◆ **Directions**
Quote each line of the material verbatim, without the pictures.

Collected data entries
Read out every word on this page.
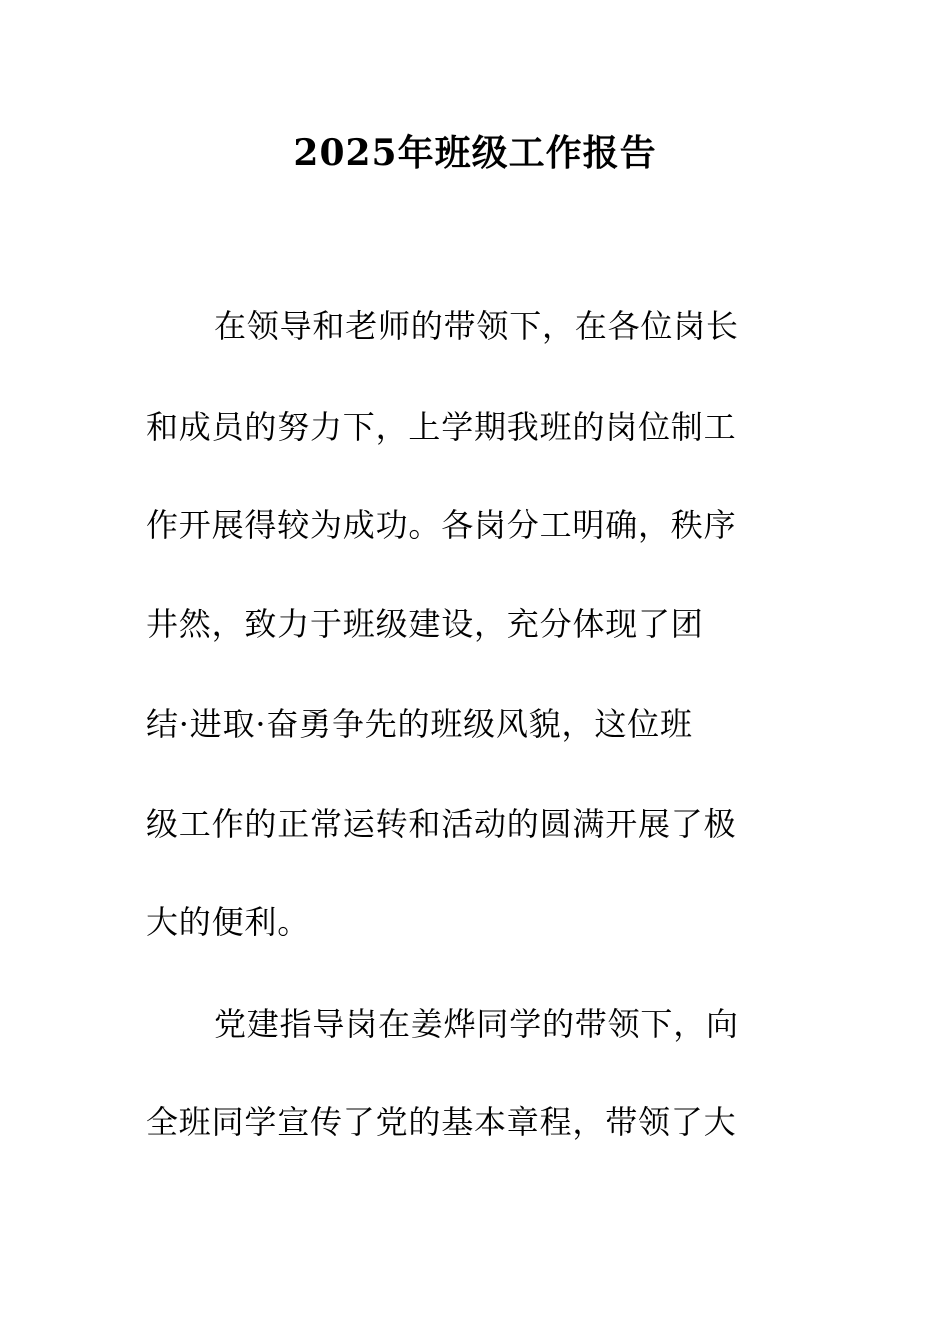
2025年班级工作报告

在领导和老师的带领下，在各位岗长

和成员的努力下，上学期我班的岗位制工

作开展得较为成功。各岗分工明确，秩序

井然，致力于班级建设，充分体现了团

结·进取·奋勇争先的班级风貌，这位班

级工作的正常运转和活动的圆满开展了极

大的便利。

党建指导岗在姜烨同学的带领下，向

全班同学宣传了党的基本章程，带领了大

◆ **Result of the exercise**
Read out every word on this page.
2025年班级工作报告

在领导和老师的带领下，在各位岗长

和成员的努力下，上学期我班的岗位制工

作开展得较为成功。各岗分工明确，秩序

井然，致力于班级建设，充分体现了团

结·进取·奋勇争先的班级风貌，这位班

级工作的正常运转和活动的圆满开展了极

大的便利。

党建指导岗在姜烨同学的带领下，向

全班同学宣传了党的基本章程，带领了大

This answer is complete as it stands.